OBJECTIVE:
Below is some material; transcribe all of it exactly.

======== RECORD EXCERPTS ========

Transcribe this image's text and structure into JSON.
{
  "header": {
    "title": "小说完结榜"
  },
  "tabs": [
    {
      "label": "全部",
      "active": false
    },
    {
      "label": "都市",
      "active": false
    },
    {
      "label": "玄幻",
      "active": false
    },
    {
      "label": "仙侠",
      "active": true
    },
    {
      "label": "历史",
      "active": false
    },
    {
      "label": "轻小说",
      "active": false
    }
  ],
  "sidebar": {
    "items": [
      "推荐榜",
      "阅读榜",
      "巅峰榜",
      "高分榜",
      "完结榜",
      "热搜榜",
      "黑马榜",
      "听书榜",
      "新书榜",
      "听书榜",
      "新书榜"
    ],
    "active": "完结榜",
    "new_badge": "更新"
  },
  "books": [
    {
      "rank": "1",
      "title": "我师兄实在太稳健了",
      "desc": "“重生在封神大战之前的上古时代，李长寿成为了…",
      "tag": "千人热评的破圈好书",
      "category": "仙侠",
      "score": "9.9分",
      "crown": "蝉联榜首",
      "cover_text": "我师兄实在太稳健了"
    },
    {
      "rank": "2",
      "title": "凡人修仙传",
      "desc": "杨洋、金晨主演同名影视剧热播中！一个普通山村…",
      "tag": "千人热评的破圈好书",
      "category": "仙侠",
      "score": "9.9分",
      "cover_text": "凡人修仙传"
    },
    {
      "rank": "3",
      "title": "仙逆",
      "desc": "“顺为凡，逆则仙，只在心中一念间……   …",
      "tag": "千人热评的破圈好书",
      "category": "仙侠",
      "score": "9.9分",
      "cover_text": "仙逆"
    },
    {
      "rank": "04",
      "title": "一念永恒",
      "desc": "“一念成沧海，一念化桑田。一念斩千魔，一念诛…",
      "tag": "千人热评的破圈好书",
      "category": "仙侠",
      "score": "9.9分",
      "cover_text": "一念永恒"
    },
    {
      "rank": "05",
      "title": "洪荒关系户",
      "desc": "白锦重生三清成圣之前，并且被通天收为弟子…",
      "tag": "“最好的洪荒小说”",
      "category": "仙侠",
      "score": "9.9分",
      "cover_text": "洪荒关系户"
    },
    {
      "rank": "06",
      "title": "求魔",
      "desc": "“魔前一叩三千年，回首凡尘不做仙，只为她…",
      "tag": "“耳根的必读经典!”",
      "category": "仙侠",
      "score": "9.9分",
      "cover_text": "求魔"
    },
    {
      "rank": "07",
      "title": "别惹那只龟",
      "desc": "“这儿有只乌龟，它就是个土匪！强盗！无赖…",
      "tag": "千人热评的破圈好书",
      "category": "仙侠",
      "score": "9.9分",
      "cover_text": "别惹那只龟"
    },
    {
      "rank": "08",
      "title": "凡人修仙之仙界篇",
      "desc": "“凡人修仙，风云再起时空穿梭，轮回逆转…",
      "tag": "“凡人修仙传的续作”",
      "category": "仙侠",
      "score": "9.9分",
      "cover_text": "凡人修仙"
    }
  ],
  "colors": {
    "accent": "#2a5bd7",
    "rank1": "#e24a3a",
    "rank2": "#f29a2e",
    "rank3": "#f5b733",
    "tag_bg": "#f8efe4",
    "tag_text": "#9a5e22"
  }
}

========

THE COMPLETED TASK:
Transcribe this image's text and structure into JSON.
{
  "header": {
    "title": "小说完结榜"
  },
  "tabs": [
    {
      "label": "全部",
      "active": false
    },
    {
      "label": "都市",
      "active": false
    },
    {
      "label": "玄幻",
      "active": false
    },
    {
      "label": "仙侠",
      "active": true
    },
    {
      "label": "历史",
      "active": false
    },
    {
      "label": "轻小说",
      "active": false
    }
  ],
  "sidebar": {
    "items": [
      "推荐榜",
      "阅读榜",
      "巅峰榜",
      "高分榜",
      "完结榜",
      "热搜榜",
      "黑马榜",
      "听书榜",
      "新书榜",
      "听书榜",
      "新书榜"
    ],
    "active": "完结榜",
    "new_badge": "更新"
  },
  "books": [
    {
      "rank": "1",
      "title": "我师兄实在太稳健了",
      "desc": "“重生在封神大战之前的上古时代，李长寿成为了…",
      "tag": "千人热评的破圈好书",
      "category": "仙侠",
      "score": "9.9分",
      "crown": "蝉联榜首",
      "cover_text": "我师兄实在太稳健了"
    },
    {
      "rank": "2",
      "title": "凡人修仙传",
      "desc": "杨洋、金晨主演同名影视剧热播中！一个普通山村…",
      "tag": "千人热评的破圈好书",
      "category": "仙侠",
      "score": "9.9分",
      "cover_text": "凡人修仙传"
    },
    {
      "rank": "3",
      "title": "仙逆",
      "desc": "“顺为凡，逆则仙，只在心中一念间……   …",
      "tag": "千人热评的破圈好书",
      "category": "仙侠",
      "score": "9.9分",
      "cover_text": "仙逆"
    },
    {
      "rank": "04",
      "title": "一念永恒",
      "desc": "“一念成沧海，一念化桑田。一念斩千魔，一念诛…",
      "tag": "千人热评的破圈好书",
      "category": "仙侠",
      "score": "9.9分",
      "cover_text": "一念永恒"
    },
    {
      "rank": "05",
      "title": "洪荒关系户",
      "desc": "白锦重生三清成圣之前，并且被通天收为弟子…",
      "tag": "“最好的洪荒小说”",
      "category": "仙侠",
      "score": "9.9分",
      "cover_text": "洪荒关系户"
    },
    {
      "rank": "06",
      "title": "求魔",
      "desc": "“魔前一叩三千年，回首凡尘不做仙，只为她…",
      "tag": "“耳根的必读经典!”",
      "category": "仙侠",
      "score": "9.9分",
      "cover_text": "求魔"
    },
    {
      "rank": "07",
      "title": "别惹那只龟",
      "desc": "“这儿有只乌龟，它就是个土匪！强盗！无赖…",
      "tag": "千人热评的破圈好书",
      "category": "仙侠",
      "score": "9.9分",
      "cover_text": "别惹那只龟"
    },
    {
      "rank": "08",
      "title": "凡人修仙之仙界篇",
      "desc": "“凡人修仙，风云再起时空穿梭，轮回逆转…",
      "tag": "“凡人修仙传的续作”",
      "category": "仙侠",
      "score": "9.9分",
      "cover_text": "凡人修仙"
    }
  ],
  "colors": {
    "accent": "#2a5bd7",
    "rank1": "#e24a3a",
    "rank2": "#f29a2e",
    "rank3": "#f5b733",
    "tag_bg": "#f8efe4",
    "tag_text": "#9a5e22"
  }
}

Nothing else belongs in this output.